**** Stored data
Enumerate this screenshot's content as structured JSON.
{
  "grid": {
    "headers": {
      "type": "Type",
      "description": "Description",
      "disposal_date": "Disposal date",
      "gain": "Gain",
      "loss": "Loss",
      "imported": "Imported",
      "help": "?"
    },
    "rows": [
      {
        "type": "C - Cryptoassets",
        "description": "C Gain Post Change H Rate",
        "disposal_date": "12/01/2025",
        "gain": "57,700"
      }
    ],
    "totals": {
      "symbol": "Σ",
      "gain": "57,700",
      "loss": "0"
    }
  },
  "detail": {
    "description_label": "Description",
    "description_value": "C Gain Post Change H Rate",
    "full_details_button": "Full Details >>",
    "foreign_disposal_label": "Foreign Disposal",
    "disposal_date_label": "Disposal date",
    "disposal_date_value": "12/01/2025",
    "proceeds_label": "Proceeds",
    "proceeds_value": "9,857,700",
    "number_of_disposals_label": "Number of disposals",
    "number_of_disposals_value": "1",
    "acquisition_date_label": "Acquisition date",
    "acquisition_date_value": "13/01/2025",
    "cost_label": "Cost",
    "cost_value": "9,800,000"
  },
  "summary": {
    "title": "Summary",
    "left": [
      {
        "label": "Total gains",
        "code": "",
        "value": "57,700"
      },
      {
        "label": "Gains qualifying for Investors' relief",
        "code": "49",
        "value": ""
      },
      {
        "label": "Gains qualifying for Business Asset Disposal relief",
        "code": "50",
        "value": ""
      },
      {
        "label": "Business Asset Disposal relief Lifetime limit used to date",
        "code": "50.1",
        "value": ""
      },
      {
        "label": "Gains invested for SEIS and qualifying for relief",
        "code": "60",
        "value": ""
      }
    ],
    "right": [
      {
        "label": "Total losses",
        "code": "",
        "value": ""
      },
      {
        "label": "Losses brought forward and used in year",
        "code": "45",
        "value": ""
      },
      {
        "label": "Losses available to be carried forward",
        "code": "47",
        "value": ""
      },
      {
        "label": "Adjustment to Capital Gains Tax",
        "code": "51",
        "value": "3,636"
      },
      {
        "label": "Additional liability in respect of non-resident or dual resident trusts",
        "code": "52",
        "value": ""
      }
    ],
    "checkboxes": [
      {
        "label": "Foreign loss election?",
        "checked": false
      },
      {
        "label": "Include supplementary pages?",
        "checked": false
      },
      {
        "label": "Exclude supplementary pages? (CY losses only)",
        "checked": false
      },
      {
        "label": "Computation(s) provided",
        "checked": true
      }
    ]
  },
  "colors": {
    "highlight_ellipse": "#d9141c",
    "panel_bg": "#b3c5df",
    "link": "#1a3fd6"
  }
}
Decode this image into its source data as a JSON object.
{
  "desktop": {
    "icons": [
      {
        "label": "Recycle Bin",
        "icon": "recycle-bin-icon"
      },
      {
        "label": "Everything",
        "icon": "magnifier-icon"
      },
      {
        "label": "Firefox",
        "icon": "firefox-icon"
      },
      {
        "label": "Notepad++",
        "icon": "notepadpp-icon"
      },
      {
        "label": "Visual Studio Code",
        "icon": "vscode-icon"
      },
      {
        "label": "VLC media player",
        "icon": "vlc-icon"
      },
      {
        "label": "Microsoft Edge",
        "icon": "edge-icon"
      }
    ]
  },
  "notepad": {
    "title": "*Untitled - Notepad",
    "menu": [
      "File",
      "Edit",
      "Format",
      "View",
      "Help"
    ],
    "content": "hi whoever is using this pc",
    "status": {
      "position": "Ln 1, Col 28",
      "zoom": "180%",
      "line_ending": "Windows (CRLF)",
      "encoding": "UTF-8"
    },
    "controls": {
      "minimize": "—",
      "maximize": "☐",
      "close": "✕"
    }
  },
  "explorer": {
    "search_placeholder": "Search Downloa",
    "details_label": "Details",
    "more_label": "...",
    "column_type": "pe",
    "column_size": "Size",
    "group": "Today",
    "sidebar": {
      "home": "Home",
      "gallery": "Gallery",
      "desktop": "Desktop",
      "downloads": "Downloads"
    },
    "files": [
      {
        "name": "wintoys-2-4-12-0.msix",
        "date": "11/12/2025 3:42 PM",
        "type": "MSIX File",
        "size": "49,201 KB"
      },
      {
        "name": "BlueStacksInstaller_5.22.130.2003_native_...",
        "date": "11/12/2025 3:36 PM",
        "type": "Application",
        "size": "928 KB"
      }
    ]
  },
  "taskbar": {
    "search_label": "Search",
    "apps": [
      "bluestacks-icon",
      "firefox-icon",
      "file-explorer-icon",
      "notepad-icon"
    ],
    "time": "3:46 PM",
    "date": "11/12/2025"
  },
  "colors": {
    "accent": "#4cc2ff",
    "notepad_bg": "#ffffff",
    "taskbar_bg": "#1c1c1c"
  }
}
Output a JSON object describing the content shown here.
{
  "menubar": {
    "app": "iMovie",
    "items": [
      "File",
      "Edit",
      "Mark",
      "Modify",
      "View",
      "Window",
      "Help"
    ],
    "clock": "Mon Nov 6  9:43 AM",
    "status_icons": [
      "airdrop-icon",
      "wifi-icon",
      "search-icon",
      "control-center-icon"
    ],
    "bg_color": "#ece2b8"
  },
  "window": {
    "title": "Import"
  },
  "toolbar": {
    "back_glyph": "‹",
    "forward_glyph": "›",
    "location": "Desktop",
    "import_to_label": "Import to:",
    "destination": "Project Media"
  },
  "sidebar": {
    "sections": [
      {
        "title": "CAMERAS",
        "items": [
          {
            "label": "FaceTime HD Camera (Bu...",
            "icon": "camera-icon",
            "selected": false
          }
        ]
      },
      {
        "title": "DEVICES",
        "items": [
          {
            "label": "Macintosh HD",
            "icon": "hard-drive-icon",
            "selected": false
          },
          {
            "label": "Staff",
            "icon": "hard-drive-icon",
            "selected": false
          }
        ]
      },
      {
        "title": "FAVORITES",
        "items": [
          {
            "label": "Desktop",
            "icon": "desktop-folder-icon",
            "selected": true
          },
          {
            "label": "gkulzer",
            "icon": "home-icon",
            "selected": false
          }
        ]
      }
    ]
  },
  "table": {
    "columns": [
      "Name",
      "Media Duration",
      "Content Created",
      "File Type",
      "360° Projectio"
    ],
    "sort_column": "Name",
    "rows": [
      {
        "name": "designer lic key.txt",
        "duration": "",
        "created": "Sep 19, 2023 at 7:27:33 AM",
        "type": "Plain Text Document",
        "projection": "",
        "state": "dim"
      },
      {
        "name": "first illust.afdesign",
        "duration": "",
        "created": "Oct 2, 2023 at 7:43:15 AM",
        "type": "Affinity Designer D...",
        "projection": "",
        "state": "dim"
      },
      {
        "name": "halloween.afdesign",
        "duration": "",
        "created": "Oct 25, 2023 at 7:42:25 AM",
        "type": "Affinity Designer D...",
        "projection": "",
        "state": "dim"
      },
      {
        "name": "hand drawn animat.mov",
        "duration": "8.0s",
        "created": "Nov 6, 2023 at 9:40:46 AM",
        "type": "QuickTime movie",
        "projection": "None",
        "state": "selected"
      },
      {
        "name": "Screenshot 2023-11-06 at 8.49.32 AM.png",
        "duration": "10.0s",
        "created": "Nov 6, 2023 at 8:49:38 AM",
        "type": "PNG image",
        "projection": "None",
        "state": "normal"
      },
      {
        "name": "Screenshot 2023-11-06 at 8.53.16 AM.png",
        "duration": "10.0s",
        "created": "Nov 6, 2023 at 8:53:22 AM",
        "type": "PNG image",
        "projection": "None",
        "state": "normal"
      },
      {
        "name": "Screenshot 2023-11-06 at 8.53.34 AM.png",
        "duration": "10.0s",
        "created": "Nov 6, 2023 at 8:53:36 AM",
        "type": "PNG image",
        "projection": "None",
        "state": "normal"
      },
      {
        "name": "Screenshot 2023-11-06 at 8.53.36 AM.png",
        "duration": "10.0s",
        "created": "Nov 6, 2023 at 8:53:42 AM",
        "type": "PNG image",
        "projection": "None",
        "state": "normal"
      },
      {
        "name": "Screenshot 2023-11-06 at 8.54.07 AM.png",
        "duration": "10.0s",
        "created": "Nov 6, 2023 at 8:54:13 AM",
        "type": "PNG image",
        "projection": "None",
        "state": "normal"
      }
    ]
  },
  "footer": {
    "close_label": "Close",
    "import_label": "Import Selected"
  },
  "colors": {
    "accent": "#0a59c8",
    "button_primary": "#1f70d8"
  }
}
********
Pick out every line holding the string "used" and return it.

-- Response to this task --
        "label": "Business Asset Disposal relief Lifetime limit used to date",
        "label": "Losses brought forward and used in year",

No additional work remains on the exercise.